-- start of Record set --

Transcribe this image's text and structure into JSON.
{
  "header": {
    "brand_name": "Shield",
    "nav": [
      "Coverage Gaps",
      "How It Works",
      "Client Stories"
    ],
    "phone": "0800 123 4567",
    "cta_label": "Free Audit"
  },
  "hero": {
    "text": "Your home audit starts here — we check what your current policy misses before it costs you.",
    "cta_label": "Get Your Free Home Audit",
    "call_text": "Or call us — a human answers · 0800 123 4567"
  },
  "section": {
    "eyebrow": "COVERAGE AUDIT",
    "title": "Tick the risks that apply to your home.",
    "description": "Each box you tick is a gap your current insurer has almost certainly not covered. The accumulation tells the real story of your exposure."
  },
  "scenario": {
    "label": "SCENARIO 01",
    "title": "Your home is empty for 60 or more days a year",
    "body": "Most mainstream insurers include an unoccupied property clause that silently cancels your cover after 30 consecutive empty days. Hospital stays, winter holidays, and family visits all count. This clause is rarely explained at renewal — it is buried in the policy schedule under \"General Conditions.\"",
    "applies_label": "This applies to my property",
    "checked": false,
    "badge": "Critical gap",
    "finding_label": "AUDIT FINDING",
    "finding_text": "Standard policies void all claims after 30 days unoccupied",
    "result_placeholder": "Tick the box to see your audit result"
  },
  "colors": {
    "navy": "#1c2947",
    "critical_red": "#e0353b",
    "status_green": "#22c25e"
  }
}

-- end of Record set --

From the listing above, copy every line that includes the word "title".

    "title": "Tick the risks that apply to your home.",
    "title": "Your home is empty for 60 or more days a year",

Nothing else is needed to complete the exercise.